Required task:
Quote the whole listing word for word. Do not include the pictures.

— begin —

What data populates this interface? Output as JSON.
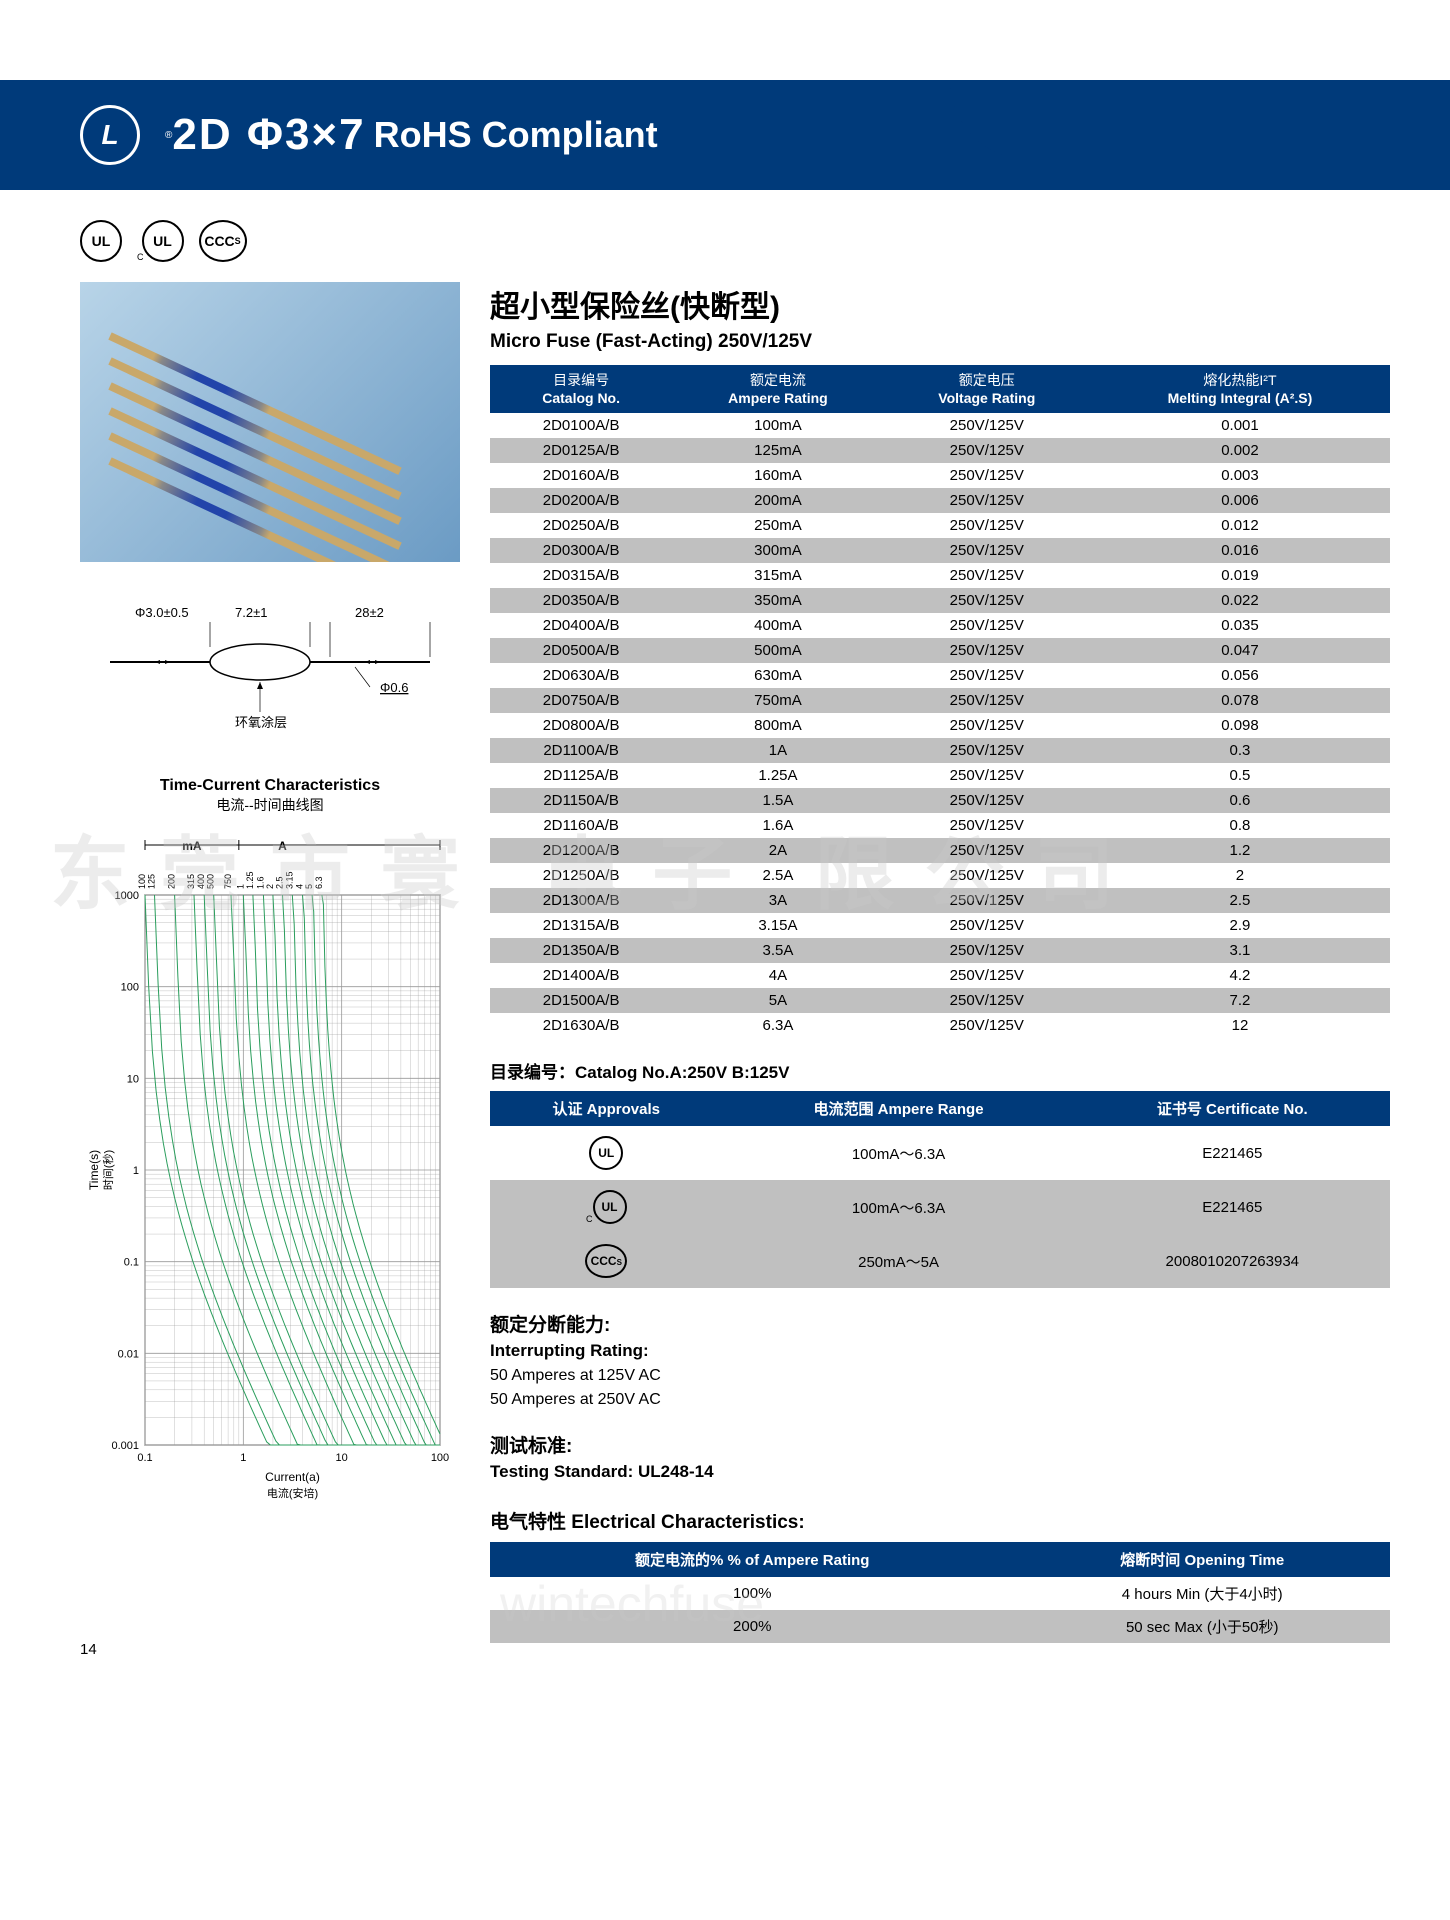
{
  "header": {
    "title_main": "2D Φ3×7",
    "title_sub": "RoHS Compliant",
    "logo_letter": "L",
    "reg_mark": "®"
  },
  "certs": {
    "ul": "UL",
    "cul_prefix": "C",
    "cul": "UL",
    "ccc": "CCC",
    "ccc_suffix": "S"
  },
  "section": {
    "title_cn": "超小型保险丝(快断型)",
    "title_en": "Micro Fuse (Fast-Acting) 250V/125V"
  },
  "spec_headers": {
    "catalog_cn": "目录编号",
    "catalog_en": "Catalog No.",
    "ampere_cn": "额定电流",
    "ampere_en": "Ampere Rating",
    "voltage_cn": "额定电压",
    "voltage_en": "Voltage Rating",
    "i2t_cn": "熔化热能I²T",
    "i2t_en": "Melting Integral (A².S)"
  },
  "specs": [
    {
      "cat": "2D0100A/B",
      "amp": "100mA",
      "volt": "250V/125V",
      "i2t": "0.001"
    },
    {
      "cat": "2D0125A/B",
      "amp": "125mA",
      "volt": "250V/125V",
      "i2t": "0.002"
    },
    {
      "cat": "2D0160A/B",
      "amp": "160mA",
      "volt": "250V/125V",
      "i2t": "0.003"
    },
    {
      "cat": "2D0200A/B",
      "amp": "200mA",
      "volt": "250V/125V",
      "i2t": "0.006"
    },
    {
      "cat": "2D0250A/B",
      "amp": "250mA",
      "volt": "250V/125V",
      "i2t": "0.012"
    },
    {
      "cat": "2D0300A/B",
      "amp": "300mA",
      "volt": "250V/125V",
      "i2t": "0.016"
    },
    {
      "cat": "2D0315A/B",
      "amp": "315mA",
      "volt": "250V/125V",
      "i2t": "0.019"
    },
    {
      "cat": "2D0350A/B",
      "amp": "350mA",
      "volt": "250V/125V",
      "i2t": "0.022"
    },
    {
      "cat": "2D0400A/B",
      "amp": "400mA",
      "volt": "250V/125V",
      "i2t": "0.035"
    },
    {
      "cat": "2D0500A/B",
      "amp": "500mA",
      "volt": "250V/125V",
      "i2t": "0.047"
    },
    {
      "cat": "2D0630A/B",
      "amp": "630mA",
      "volt": "250V/125V",
      "i2t": "0.056"
    },
    {
      "cat": "2D0750A/B",
      "amp": "750mA",
      "volt": "250V/125V",
      "i2t": "0.078"
    },
    {
      "cat": "2D0800A/B",
      "amp": "800mA",
      "volt": "250V/125V",
      "i2t": "0.098"
    },
    {
      "cat": "2D1100A/B",
      "amp": "1A",
      "volt": "250V/125V",
      "i2t": "0.3"
    },
    {
      "cat": "2D1125A/B",
      "amp": "1.25A",
      "volt": "250V/125V",
      "i2t": "0.5"
    },
    {
      "cat": "2D1150A/B",
      "amp": "1.5A",
      "volt": "250V/125V",
      "i2t": "0.6"
    },
    {
      "cat": "2D1160A/B",
      "amp": "1.6A",
      "volt": "250V/125V",
      "i2t": "0.8"
    },
    {
      "cat": "2D1200A/B",
      "amp": "2A",
      "volt": "250V/125V",
      "i2t": "1.2"
    },
    {
      "cat": "2D1250A/B",
      "amp": "2.5A",
      "volt": "250V/125V",
      "i2t": "2"
    },
    {
      "cat": "2D1300A/B",
      "amp": "3A",
      "volt": "250V/125V",
      "i2t": "2.5"
    },
    {
      "cat": "2D1315A/B",
      "amp": "3.15A",
      "volt": "250V/125V",
      "i2t": "2.9"
    },
    {
      "cat": "2D1350A/B",
      "amp": "3.5A",
      "volt": "250V/125V",
      "i2t": "3.1"
    },
    {
      "cat": "2D1400A/B",
      "amp": "4A",
      "volt": "250V/125V",
      "i2t": "4.2"
    },
    {
      "cat": "2D1500A/B",
      "amp": "5A",
      "volt": "250V/125V",
      "i2t": "7.2"
    },
    {
      "cat": "2D1630A/B",
      "amp": "6.3A",
      "volt": "250V/125V",
      "i2t": "12"
    }
  ],
  "catalog_note": "目录编号：Catalog No.A:250V B:125V",
  "approvals_headers": {
    "approvals": "认证 Approvals",
    "ampere": "电流范围 Ampere Range",
    "cert": "证书号 Certificate No."
  },
  "approvals": [
    {
      "mark": "UL",
      "range": "100mA～6.3A",
      "cert": "E221465"
    },
    {
      "mark": "cUL",
      "range": "100mA～6.3A",
      "cert": "E221465"
    },
    {
      "mark": "CCC",
      "range": "250mA～5A",
      "cert": "2008010207263934"
    }
  ],
  "interrupting": {
    "title_cn": "额定分断能力:",
    "title_en": "Interrupting Rating:",
    "line1": "50 Amperes at 125V AC",
    "line2": "50 Amperes at 250V AC"
  },
  "testing": {
    "title_cn": "测试标准:",
    "title_en": "Testing Standard:  UL248-14"
  },
  "electrical": {
    "title": "电气特性 Electrical Characteristics:",
    "header_pct": "额定电流的%  % of  Ampere Rating",
    "header_time": "熔断时间 Opening Time",
    "rows": [
      {
        "pct": "100%",
        "time": "4 hours Min (大于4小时)"
      },
      {
        "pct": "200%",
        "time": "50 sec Max (小于50秒)"
      }
    ]
  },
  "chart": {
    "title": "Time-Current Characteristics",
    "subtitle": "电流--时间曲线图",
    "ylabel": "Time(s)\n时间(秒)",
    "xlabel": "Current(a)\n电流(安培)",
    "unit_ma": "mA",
    "unit_a": "A",
    "x_range": [
      0.1,
      100
    ],
    "y_range": [
      0.001,
      1000
    ],
    "y_ticks": [
      "0.001",
      "0.01",
      "0.1",
      "1",
      "10",
      "100",
      "1000"
    ],
    "x_ticks": [
      "0.1",
      "1",
      "10",
      "100"
    ],
    "top_labels": [
      "100",
      "125",
      "200",
      "315",
      "400",
      "500",
      "750",
      "1",
      "1.25",
      "1.6",
      "2",
      "2.5",
      "3.15",
      "4",
      "5",
      "6.3"
    ],
    "curve_color": "#2a9d5c",
    "grid_color": "#999999",
    "curves_x_at_y1000": [
      0.1,
      0.125,
      0.2,
      0.315,
      0.4,
      0.5,
      0.75,
      1,
      1.25,
      1.6,
      2,
      2.5,
      3.15,
      4,
      5,
      6.3
    ]
  },
  "dimensions": {
    "dia": "Φ3.0±0.5",
    "body": "7.2±1",
    "lead": "28±2",
    "wire_dia": "Φ0.6",
    "coating": "环氧涂层"
  },
  "page_num": "14",
  "watermark": "东莞市寰  电子  限公司",
  "watermark2": "wintechfuse"
}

— end —

Finished answer:
What data populates this interface? Output as JSON.
{
  "header": {
    "title_main": "2D Φ3×7",
    "title_sub": "RoHS Compliant",
    "logo_letter": "L",
    "reg_mark": "®"
  },
  "certs": {
    "ul": "UL",
    "cul_prefix": "C",
    "cul": "UL",
    "ccc": "CCC",
    "ccc_suffix": "S"
  },
  "section": {
    "title_cn": "超小型保险丝(快断型)",
    "title_en": "Micro Fuse (Fast-Acting) 250V/125V"
  },
  "spec_headers": {
    "catalog_cn": "目录编号",
    "catalog_en": "Catalog No.",
    "ampere_cn": "额定电流",
    "ampere_en": "Ampere Rating",
    "voltage_cn": "额定电压",
    "voltage_en": "Voltage Rating",
    "i2t_cn": "熔化热能I²T",
    "i2t_en": "Melting Integral (A².S)"
  },
  "specs": [
    {
      "cat": "2D0100A/B",
      "amp": "100mA",
      "volt": "250V/125V",
      "i2t": "0.001"
    },
    {
      "cat": "2D0125A/B",
      "amp": "125mA",
      "volt": "250V/125V",
      "i2t": "0.002"
    },
    {
      "cat": "2D0160A/B",
      "amp": "160mA",
      "volt": "250V/125V",
      "i2t": "0.003"
    },
    {
      "cat": "2D0200A/B",
      "amp": "200mA",
      "volt": "250V/125V",
      "i2t": "0.006"
    },
    {
      "cat": "2D0250A/B",
      "amp": "250mA",
      "volt": "250V/125V",
      "i2t": "0.012"
    },
    {
      "cat": "2D0300A/B",
      "amp": "300mA",
      "volt": "250V/125V",
      "i2t": "0.016"
    },
    {
      "cat": "2D0315A/B",
      "amp": "315mA",
      "volt": "250V/125V",
      "i2t": "0.019"
    },
    {
      "cat": "2D0350A/B",
      "amp": "350mA",
      "volt": "250V/125V",
      "i2t": "0.022"
    },
    {
      "cat": "2D0400A/B",
      "amp": "400mA",
      "volt": "250V/125V",
      "i2t": "0.035"
    },
    {
      "cat": "2D0500A/B",
      "amp": "500mA",
      "volt": "250V/125V",
      "i2t": "0.047"
    },
    {
      "cat": "2D0630A/B",
      "amp": "630mA",
      "volt": "250V/125V",
      "i2t": "0.056"
    },
    {
      "cat": "2D0750A/B",
      "amp": "750mA",
      "volt": "250V/125V",
      "i2t": "0.078"
    },
    {
      "cat": "2D0800A/B",
      "amp": "800mA",
      "volt": "250V/125V",
      "i2t": "0.098"
    },
    {
      "cat": "2D1100A/B",
      "amp": "1A",
      "volt": "250V/125V",
      "i2t": "0.3"
    },
    {
      "cat": "2D1125A/B",
      "amp": "1.25A",
      "volt": "250V/125V",
      "i2t": "0.5"
    },
    {
      "cat": "2D1150A/B",
      "amp": "1.5A",
      "volt": "250V/125V",
      "i2t": "0.6"
    },
    {
      "cat": "2D1160A/B",
      "amp": "1.6A",
      "volt": "250V/125V",
      "i2t": "0.8"
    },
    {
      "cat": "2D1200A/B",
      "amp": "2A",
      "volt": "250V/125V",
      "i2t": "1.2"
    },
    {
      "cat": "2D1250A/B",
      "amp": "2.5A",
      "volt": "250V/125V",
      "i2t": "2"
    },
    {
      "cat": "2D1300A/B",
      "amp": "3A",
      "volt": "250V/125V",
      "i2t": "2.5"
    },
    {
      "cat": "2D1315A/B",
      "amp": "3.15A",
      "volt": "250V/125V",
      "i2t": "2.9"
    },
    {
      "cat": "2D1350A/B",
      "amp": "3.5A",
      "volt": "250V/125V",
      "i2t": "3.1"
    },
    {
      "cat": "2D1400A/B",
      "amp": "4A",
      "volt": "250V/125V",
      "i2t": "4.2"
    },
    {
      "cat": "2D1500A/B",
      "amp": "5A",
      "volt": "250V/125V",
      "i2t": "7.2"
    },
    {
      "cat": "2D1630A/B",
      "amp": "6.3A",
      "volt": "250V/125V",
      "i2t": "12"
    }
  ],
  "catalog_note": "目录编号：Catalog No.A:250V B:125V",
  "approvals_headers": {
    "approvals": "认证 Approvals",
    "ampere": "电流范围 Ampere Range",
    "cert": "证书号 Certificate No."
  },
  "approvals": [
    {
      "mark": "UL",
      "range": "100mA～6.3A",
      "cert": "E221465"
    },
    {
      "mark": "cUL",
      "range": "100mA～6.3A",
      "cert": "E221465"
    },
    {
      "mark": "CCC",
      "range": "250mA～5A",
      "cert": "2008010207263934"
    }
  ],
  "interrupting": {
    "title_cn": "额定分断能力:",
    "title_en": "Interrupting Rating:",
    "line1": "50 Amperes at 125V AC",
    "line2": "50 Amperes at 250V AC"
  },
  "testing": {
    "title_cn": "测试标准:",
    "title_en": "Testing Standard:  UL248-14"
  },
  "electrical": {
    "title": "电气特性 Electrical Characteristics:",
    "header_pct": "额定电流的%  % of  Ampere Rating",
    "header_time": "熔断时间 Opening Time",
    "rows": [
      {
        "pct": "100%",
        "time": "4 hours Min (大于4小时)"
      },
      {
        "pct": "200%",
        "time": "50 sec Max (小于50秒)"
      }
    ]
  },
  "chart": {
    "title": "Time-Current Characteristics",
    "subtitle": "电流--时间曲线图",
    "ylabel": "Time(s)\n时间(秒)",
    "xlabel": "Current(a)\n电流(安培)",
    "unit_ma": "mA",
    "unit_a": "A",
    "x_range": [
      0.1,
      100
    ],
    "y_range": [
      0.001,
      1000
    ],
    "y_ticks": [
      "0.001",
      "0.01",
      "0.1",
      "1",
      "10",
      "100",
      "1000"
    ],
    "x_ticks": [
      "0.1",
      "1",
      "10",
      "100"
    ],
    "top_labels": [
      "100",
      "125",
      "200",
      "315",
      "400",
      "500",
      "750",
      "1",
      "1.25",
      "1.6",
      "2",
      "2.5",
      "3.15",
      "4",
      "5",
      "6.3"
    ],
    "curve_color": "#2a9d5c",
    "grid_color": "#999999",
    "curves_x_at_y1000": [
      0.1,
      0.125,
      0.2,
      0.315,
      0.4,
      0.5,
      0.75,
      1,
      1.25,
      1.6,
      2,
      2.5,
      3.15,
      4,
      5,
      6.3
    ]
  },
  "dimensions": {
    "dia": "Φ3.0±0.5",
    "body": "7.2±1",
    "lead": "28±2",
    "wire_dia": "Φ0.6",
    "coating": "环氧涂层"
  },
  "page_num": "14",
  "watermark": "东莞市寰  电子  限公司",
  "watermark2": "wintechfuse"
}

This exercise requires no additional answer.